-- begin Input material --
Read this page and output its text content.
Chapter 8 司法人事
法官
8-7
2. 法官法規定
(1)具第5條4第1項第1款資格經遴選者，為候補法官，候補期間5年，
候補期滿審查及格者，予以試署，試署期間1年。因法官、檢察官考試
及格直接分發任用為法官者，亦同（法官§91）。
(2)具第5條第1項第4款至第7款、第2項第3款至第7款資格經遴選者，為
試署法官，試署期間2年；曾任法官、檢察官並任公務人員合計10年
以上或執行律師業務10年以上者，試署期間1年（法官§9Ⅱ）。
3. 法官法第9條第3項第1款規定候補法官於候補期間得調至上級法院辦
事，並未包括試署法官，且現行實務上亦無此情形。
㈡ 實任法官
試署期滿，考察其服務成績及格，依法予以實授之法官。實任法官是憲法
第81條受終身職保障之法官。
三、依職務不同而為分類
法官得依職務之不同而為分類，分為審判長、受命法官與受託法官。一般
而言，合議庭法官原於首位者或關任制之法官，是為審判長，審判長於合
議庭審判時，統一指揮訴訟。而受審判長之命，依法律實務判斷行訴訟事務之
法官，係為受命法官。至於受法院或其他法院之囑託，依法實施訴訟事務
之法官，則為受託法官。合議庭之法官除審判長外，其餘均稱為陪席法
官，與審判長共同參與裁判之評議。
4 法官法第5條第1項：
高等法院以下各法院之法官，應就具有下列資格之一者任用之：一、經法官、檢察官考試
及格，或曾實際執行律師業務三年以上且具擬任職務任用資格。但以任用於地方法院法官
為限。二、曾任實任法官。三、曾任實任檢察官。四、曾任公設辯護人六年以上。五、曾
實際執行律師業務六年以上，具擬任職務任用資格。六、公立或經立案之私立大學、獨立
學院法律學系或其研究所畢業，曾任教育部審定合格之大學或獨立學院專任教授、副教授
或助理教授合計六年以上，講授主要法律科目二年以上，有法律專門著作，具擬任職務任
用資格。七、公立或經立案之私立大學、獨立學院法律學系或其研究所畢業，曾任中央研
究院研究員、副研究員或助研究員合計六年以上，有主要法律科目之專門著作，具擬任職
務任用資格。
-- end Input material --
## Description of the task:
Your task is to quote all of the data word for word.

## Exercise answer:
Read this page and output its text content.
Chapter 8 司法人事
法官
8-7
2. 法官法規定
(1)具第5條4第1項第1款資格經遴選者，為候補法官，候補期間5年，
候補期滿審查及格者，予以試署，試署期間1年。因法官、檢察官考試
及格直接分發任用為法官者，亦同（法官§91）。
(2)具第5條第1項第4款至第7款、第2項第3款至第7款資格經遴選者，為
試署法官，試署期間2年；曾任法官、檢察官並任公務人員合計10年
以上或執行律師業務10年以上者，試署期間1年（法官§9Ⅱ）。
3. 法官法第9條第3項第1款規定候補法官於候補期間得調至上級法院辦
事，並未包括試署法官，且現行實務上亦無此情形。
㈡ 實任法官
試署期滿，考察其服務成績及格，依法予以實授之法官。實任法官是憲法
第81條受終身職保障之法官。
三、依職務不同而為分類
法官得依職務之不同而為分類，分為審判長、受命法官與受託法官。一般
而言，合議庭法官原於首位者或關任制之法官，是為審判長，審判長於合
議庭審判時，統一指揮訴訟。而受審判長之命，依法律實務判斷行訴訟事務之
法官，係為受命法官。至於受法院或其他法院之囑託，依法實施訴訟事務
之法官，則為受託法官。合議庭之法官除審判長外，其餘均稱為陪席法
官，與審判長共同參與裁判之評議。
4 法官法第5條第1項：
高等法院以下各法院之法官，應就具有下列資格之一者任用之：一、經法官、檢察官考試
及格，或曾實際執行律師業務三年以上且具擬任職務任用資格。但以任用於地方法院法官
為限。二、曾任實任法官。三、曾任實任檢察官。四、曾任公設辯護人六年以上。五、曾
實際執行律師業務六年以上，具擬任職務任用資格。六、公立或經立案之私立大學、獨立
學院法律學系或其研究所畢業，曾任教育部審定合格之大學或獨立學院專任教授、副教授
或助理教授合計六年以上，講授主要法律科目二年以上，有法律專門著作，具擬任職務任
用資格。七、公立或經立案之私立大學、獨立學院法律學系或其研究所畢業，曾任中央研
究院研究員、副研究員或助研究員合計六年以上，有主要法律科目之專門著作，具擬任職
務任用資格。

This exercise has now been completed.